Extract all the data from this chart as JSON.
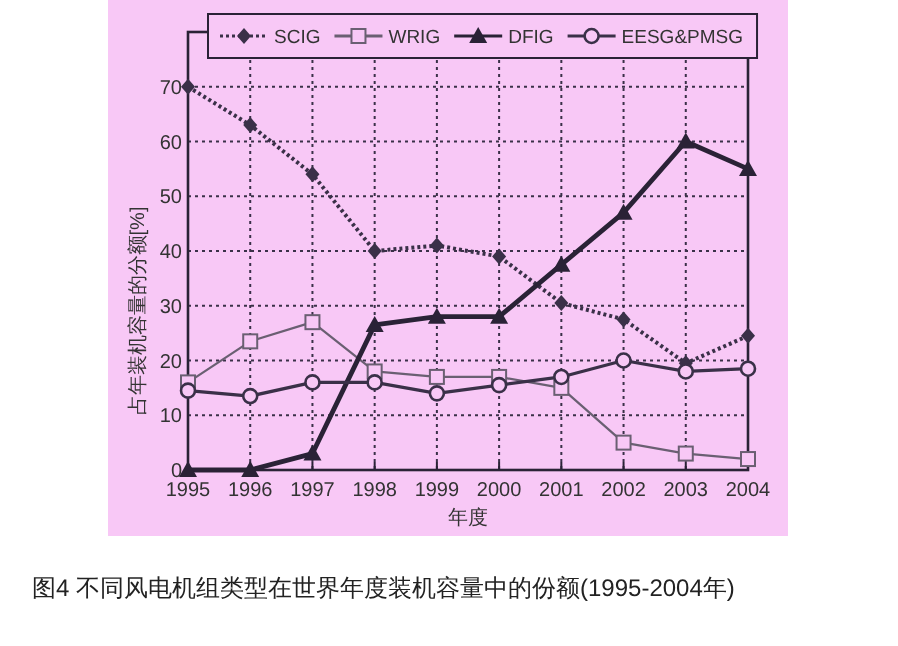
{
  "chart_data": {
    "type": "line",
    "xlabel": "年度",
    "ylabel": "占年装机容量的分额[%]",
    "x": [
      1995,
      1996,
      1997,
      1998,
      1999,
      2000,
      2001,
      2002,
      2003,
      2004
    ],
    "xlim": [
      1995,
      2004
    ],
    "xticks": [
      1995,
      1996,
      1997,
      1998,
      1999,
      2000,
      2001,
      2002,
      2003,
      2004
    ],
    "ylim": [
      0,
      80
    ],
    "yticks": [
      0,
      10,
      20,
      30,
      40,
      50,
      60,
      70
    ],
    "grid": true,
    "legend": "top",
    "series": [
      {
        "name": "SCIG",
        "color": "#3a3048",
        "marker": "diamond",
        "line_style": "dotted",
        "values": [
          70,
          63,
          54,
          40,
          41,
          39,
          30.5,
          27.5,
          19.5,
          24.5
        ]
      },
      {
        "name": "WRIG",
        "color": "#6a5f72",
        "marker": "square",
        "line_style": "solid",
        "values": [
          16,
          23.5,
          27,
          18,
          17,
          17,
          15,
          5,
          3,
          2
        ]
      },
      {
        "name": "DFIG",
        "color": "#2a2236",
        "marker": "triangle",
        "line_style": "solid",
        "values": [
          0,
          0,
          3,
          26.5,
          28,
          28,
          37.5,
          47,
          60,
          55
        ]
      },
      {
        "name": "EESG&PMSG",
        "color": "#3a3048",
        "marker": "circle",
        "line_style": "solid",
        "values": [
          14.5,
          13.5,
          16,
          16,
          14,
          15.5,
          17,
          20,
          18,
          18.5
        ]
      }
    ],
    "annotations": [
      "图4 不同风电机组类型在世界年度装机容量中的份额(1995-2004年)"
    ]
  }
}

————————

* [Task description]: Check each line in the listing above for the string "marker", then report how many lines contain it, with no other text.

* [Answer for this exercise]: 4